▶ Data:
--

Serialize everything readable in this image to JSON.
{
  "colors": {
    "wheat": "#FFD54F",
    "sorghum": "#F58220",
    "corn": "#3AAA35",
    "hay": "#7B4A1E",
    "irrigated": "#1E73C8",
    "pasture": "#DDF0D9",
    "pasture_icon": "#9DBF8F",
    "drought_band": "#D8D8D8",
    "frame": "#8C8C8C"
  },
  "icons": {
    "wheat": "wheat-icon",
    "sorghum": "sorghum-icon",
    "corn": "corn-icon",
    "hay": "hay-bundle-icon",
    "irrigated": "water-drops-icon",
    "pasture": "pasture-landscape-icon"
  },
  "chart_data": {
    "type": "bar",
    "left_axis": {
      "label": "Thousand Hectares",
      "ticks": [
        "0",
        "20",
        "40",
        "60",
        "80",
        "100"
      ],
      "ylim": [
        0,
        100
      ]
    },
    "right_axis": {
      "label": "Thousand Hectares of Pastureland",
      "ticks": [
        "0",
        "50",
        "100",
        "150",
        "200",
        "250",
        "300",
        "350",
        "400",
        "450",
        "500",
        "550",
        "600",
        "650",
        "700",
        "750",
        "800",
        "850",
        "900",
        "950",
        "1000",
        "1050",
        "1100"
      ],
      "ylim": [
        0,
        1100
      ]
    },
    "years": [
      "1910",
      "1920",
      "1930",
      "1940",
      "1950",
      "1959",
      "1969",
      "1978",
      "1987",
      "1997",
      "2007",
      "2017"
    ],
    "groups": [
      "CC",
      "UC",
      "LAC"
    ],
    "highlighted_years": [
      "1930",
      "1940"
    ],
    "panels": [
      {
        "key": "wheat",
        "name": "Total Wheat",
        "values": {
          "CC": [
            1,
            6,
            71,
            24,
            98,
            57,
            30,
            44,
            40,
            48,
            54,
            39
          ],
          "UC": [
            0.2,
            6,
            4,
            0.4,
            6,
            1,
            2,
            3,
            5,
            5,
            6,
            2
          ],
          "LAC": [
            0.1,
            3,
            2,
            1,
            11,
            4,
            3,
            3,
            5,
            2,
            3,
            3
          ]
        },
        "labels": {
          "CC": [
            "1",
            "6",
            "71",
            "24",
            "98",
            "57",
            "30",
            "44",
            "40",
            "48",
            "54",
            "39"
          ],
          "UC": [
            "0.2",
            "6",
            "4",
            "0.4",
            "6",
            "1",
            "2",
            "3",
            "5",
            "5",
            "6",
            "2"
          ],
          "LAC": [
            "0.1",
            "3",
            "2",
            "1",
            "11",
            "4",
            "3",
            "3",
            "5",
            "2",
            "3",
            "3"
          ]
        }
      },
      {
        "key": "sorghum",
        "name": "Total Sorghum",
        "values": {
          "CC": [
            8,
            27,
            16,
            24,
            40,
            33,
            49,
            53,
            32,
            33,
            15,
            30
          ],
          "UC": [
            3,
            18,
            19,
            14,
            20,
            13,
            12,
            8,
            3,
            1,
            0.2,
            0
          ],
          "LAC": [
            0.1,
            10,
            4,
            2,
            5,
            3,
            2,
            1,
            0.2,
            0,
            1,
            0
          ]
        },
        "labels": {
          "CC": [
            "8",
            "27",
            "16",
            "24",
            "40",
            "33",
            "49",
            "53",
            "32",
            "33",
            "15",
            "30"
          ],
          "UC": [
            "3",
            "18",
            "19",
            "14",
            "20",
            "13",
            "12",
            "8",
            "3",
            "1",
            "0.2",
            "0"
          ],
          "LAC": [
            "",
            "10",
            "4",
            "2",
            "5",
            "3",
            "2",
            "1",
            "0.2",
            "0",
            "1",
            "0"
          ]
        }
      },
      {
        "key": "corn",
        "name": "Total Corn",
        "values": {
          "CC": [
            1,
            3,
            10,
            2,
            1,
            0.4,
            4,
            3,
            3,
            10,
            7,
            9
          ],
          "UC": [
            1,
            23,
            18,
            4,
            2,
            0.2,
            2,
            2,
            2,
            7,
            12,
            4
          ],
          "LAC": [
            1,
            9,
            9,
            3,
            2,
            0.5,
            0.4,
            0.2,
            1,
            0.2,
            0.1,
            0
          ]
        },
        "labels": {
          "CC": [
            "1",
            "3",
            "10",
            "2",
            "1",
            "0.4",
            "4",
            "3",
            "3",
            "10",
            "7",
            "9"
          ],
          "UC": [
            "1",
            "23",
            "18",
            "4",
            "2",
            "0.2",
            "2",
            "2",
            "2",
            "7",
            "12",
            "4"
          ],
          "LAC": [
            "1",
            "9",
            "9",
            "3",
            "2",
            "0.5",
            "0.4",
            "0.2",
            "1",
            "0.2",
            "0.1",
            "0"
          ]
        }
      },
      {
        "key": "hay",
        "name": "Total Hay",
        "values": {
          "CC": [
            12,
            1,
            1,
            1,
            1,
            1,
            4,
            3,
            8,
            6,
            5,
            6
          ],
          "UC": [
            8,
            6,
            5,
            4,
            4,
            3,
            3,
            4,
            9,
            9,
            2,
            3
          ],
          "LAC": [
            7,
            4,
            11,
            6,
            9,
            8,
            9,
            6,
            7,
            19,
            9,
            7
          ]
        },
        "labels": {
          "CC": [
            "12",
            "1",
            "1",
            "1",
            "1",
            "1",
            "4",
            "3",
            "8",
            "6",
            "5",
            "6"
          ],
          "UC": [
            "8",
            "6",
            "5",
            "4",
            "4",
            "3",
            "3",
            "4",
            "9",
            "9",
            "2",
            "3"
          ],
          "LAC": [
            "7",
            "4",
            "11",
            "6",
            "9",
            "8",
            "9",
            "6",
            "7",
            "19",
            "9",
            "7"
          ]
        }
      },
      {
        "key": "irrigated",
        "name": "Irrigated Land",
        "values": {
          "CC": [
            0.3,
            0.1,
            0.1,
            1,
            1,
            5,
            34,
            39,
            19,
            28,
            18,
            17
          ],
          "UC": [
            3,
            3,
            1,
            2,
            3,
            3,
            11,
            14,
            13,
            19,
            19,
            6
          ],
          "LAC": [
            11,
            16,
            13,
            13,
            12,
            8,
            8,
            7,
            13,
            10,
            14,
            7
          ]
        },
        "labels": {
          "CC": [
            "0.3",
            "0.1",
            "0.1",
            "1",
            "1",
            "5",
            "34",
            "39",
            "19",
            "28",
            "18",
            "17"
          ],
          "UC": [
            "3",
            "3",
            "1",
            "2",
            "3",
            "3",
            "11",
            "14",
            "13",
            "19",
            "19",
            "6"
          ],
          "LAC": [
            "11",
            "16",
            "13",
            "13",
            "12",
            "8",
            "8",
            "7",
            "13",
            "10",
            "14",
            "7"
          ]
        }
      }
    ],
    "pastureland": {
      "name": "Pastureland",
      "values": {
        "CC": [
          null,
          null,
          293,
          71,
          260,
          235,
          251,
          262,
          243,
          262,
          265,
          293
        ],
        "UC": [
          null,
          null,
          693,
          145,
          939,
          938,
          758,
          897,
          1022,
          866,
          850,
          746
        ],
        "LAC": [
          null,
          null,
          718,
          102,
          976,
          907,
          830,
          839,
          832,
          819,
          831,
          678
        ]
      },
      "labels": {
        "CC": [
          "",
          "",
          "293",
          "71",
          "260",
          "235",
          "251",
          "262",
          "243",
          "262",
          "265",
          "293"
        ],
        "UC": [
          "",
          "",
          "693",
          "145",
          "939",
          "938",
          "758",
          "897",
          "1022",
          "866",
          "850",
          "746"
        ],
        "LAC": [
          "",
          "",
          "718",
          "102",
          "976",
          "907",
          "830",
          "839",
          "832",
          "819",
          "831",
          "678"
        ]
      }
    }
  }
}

--

▶ Job: The listing above must be transcribed exactly, line by line.

▶ Expected output:
Serialize everything readable in this image to JSON.
{
  "colors": {
    "wheat": "#FFD54F",
    "sorghum": "#F58220",
    "corn": "#3AAA35",
    "hay": "#7B4A1E",
    "irrigated": "#1E73C8",
    "pasture": "#DDF0D9",
    "pasture_icon": "#9DBF8F",
    "drought_band": "#D8D8D8",
    "frame": "#8C8C8C"
  },
  "icons": {
    "wheat": "wheat-icon",
    "sorghum": "sorghum-icon",
    "corn": "corn-icon",
    "hay": "hay-bundle-icon",
    "irrigated": "water-drops-icon",
    "pasture": "pasture-landscape-icon"
  },
  "chart_data": {
    "type": "bar",
    "left_axis": {
      "label": "Thousand Hectares",
      "ticks": [
        "0",
        "20",
        "40",
        "60",
        "80",
        "100"
      ],
      "ylim": [
        0,
        100
      ]
    },
    "right_axis": {
      "label": "Thousand Hectares of Pastureland",
      "ticks": [
        "0",
        "50",
        "100",
        "150",
        "200",
        "250",
        "300",
        "350",
        "400",
        "450",
        "500",
        "550",
        "600",
        "650",
        "700",
        "750",
        "800",
        "850",
        "900",
        "950",
        "1000",
        "1050",
        "1100"
      ],
      "ylim": [
        0,
        1100
      ]
    },
    "years": [
      "1910",
      "1920",
      "1930",
      "1940",
      "1950",
      "1959",
      "1969",
      "1978",
      "1987",
      "1997",
      "2007",
      "2017"
    ],
    "groups": [
      "CC",
      "UC",
      "LAC"
    ],
    "highlighted_years": [
      "1930",
      "1940"
    ],
    "panels": [
      {
        "key": "wheat",
        "name": "Total Wheat",
        "values": {
          "CC": [
            1,
            6,
            71,
            24,
            98,
            57,
            30,
            44,
            40,
            48,
            54,
            39
          ],
          "UC": [
            0.2,
            6,
            4,
            0.4,
            6,
            1,
            2,
            3,
            5,
            5,
            6,
            2
          ],
          "LAC": [
            0.1,
            3,
            2,
            1,
            11,
            4,
            3,
            3,
            5,
            2,
            3,
            3
          ]
        },
        "labels": {
          "CC": [
            "1",
            "6",
            "71",
            "24",
            "98",
            "57",
            "30",
            "44",
            "40",
            "48",
            "54",
            "39"
          ],
          "UC": [
            "0.2",
            "6",
            "4",
            "0.4",
            "6",
            "1",
            "2",
            "3",
            "5",
            "5",
            "6",
            "2"
          ],
          "LAC": [
            "0.1",
            "3",
            "2",
            "1",
            "11",
            "4",
            "3",
            "3",
            "5",
            "2",
            "3",
            "3"
          ]
        }
      },
      {
        "key": "sorghum",
        "name": "Total Sorghum",
        "values": {
          "CC": [
            8,
            27,
            16,
            24,
            40,
            33,
            49,
            53,
            32,
            33,
            15,
            30
          ],
          "UC": [
            3,
            18,
            19,
            14,
            20,
            13,
            12,
            8,
            3,
            1,
            0.2,
            0
          ],
          "LAC": [
            0.1,
            10,
            4,
            2,
            5,
            3,
            2,
            1,
            0.2,
            0,
            1,
            0
          ]
        },
        "labels": {
          "CC": [
            "8",
            "27",
            "16",
            "24",
            "40",
            "33",
            "49",
            "53",
            "32",
            "33",
            "15",
            "30"
          ],
          "UC": [
            "3",
            "18",
            "19",
            "14",
            "20",
            "13",
            "12",
            "8",
            "3",
            "1",
            "0.2",
            "0"
          ],
          "LAC": [
            "",
            "10",
            "4",
            "2",
            "5",
            "3",
            "2",
            "1",
            "0.2",
            "0",
            "1",
            "0"
          ]
        }
      },
      {
        "key": "corn",
        "name": "Total Corn",
        "values": {
          "CC": [
            1,
            3,
            10,
            2,
            1,
            0.4,
            4,
            3,
            3,
            10,
            7,
            9
          ],
          "UC": [
            1,
            23,
            18,
            4,
            2,
            0.2,
            2,
            2,
            2,
            7,
            12,
            4
          ],
          "LAC": [
            1,
            9,
            9,
            3,
            2,
            0.5,
            0.4,
            0.2,
            1,
            0.2,
            0.1,
            0
          ]
        },
        "labels": {
          "CC": [
            "1",
            "3",
            "10",
            "2",
            "1",
            "0.4",
            "4",
            "3",
            "3",
            "10",
            "7",
            "9"
          ],
          "UC": [
            "1",
            "23",
            "18",
            "4",
            "2",
            "0.2",
            "2",
            "2",
            "2",
            "7",
            "12",
            "4"
          ],
          "LAC": [
            "1",
            "9",
            "9",
            "3",
            "2",
            "0.5",
            "0.4",
            "0.2",
            "1",
            "0.2",
            "0.1",
            "0"
          ]
        }
      },
      {
        "key": "hay",
        "name": "Total Hay",
        "values": {
          "CC": [
            12,
            1,
            1,
            1,
            1,
            1,
            4,
            3,
            8,
            6,
            5,
            6
          ],
          "UC": [
            8,
            6,
            5,
            4,
            4,
            3,
            3,
            4,
            9,
            9,
            2,
            3
          ],
          "LAC": [
            7,
            4,
            11,
            6,
            9,
            8,
            9,
            6,
            7,
            19,
            9,
            7
          ]
        },
        "labels": {
          "CC": [
            "12",
            "1",
            "1",
            "1",
            "1",
            "1",
            "4",
            "3",
            "8",
            "6",
            "5",
            "6"
          ],
          "UC": [
            "8",
            "6",
            "5",
            "4",
            "4",
            "3",
            "3",
            "4",
            "9",
            "9",
            "2",
            "3"
          ],
          "LAC": [
            "7",
            "4",
            "11",
            "6",
            "9",
            "8",
            "9",
            "6",
            "7",
            "19",
            "9",
            "7"
          ]
        }
      },
      {
        "key": "irrigated",
        "name": "Irrigated Land",
        "values": {
          "CC": [
            0.3,
            0.1,
            0.1,
            1,
            1,
            5,
            34,
            39,
            19,
            28,
            18,
            17
          ],
          "UC": [
            3,
            3,
            1,
            2,
            3,
            3,
            11,
            14,
            13,
            19,
            19,
            6
          ],
          "LAC": [
            11,
            16,
            13,
            13,
            12,
            8,
            8,
            7,
            13,
            10,
            14,
            7
          ]
        },
        "labels": {
          "CC": [
            "0.3",
            "0.1",
            "0.1",
            "1",
            "1",
            "5",
            "34",
            "39",
            "19",
            "28",
            "18",
            "17"
          ],
          "UC": [
            "3",
            "3",
            "1",
            "2",
            "3",
            "3",
            "11",
            "14",
            "13",
            "19",
            "19",
            "6"
          ],
          "LAC": [
            "11",
            "16",
            "13",
            "13",
            "12",
            "8",
            "8",
            "7",
            "13",
            "10",
            "14",
            "7"
          ]
        }
      }
    ],
    "pastureland": {
      "name": "Pastureland",
      "values": {
        "CC": [
          null,
          null,
          293,
          71,
          260,
          235,
          251,
          262,
          243,
          262,
          265,
          293
        ],
        "UC": [
          null,
          null,
          693,
          145,
          939,
          938,
          758,
          897,
          1022,
          866,
          850,
          746
        ],
        "LAC": [
          null,
          null,
          718,
          102,
          976,
          907,
          830,
          839,
          832,
          819,
          831,
          678
        ]
      },
      "labels": {
        "CC": [
          "",
          "",
          "293",
          "71",
          "260",
          "235",
          "251",
          "262",
          "243",
          "262",
          "265",
          "293"
        ],
        "UC": [
          "",
          "",
          "693",
          "145",
          "939",
          "938",
          "758",
          "897",
          "1022",
          "866",
          "850",
          "746"
        ],
        "LAC": [
          "",
          "",
          "718",
          "102",
          "976",
          "907",
          "830",
          "839",
          "832",
          "819",
          "831",
          "678"
        ]
      }
    }
  }
}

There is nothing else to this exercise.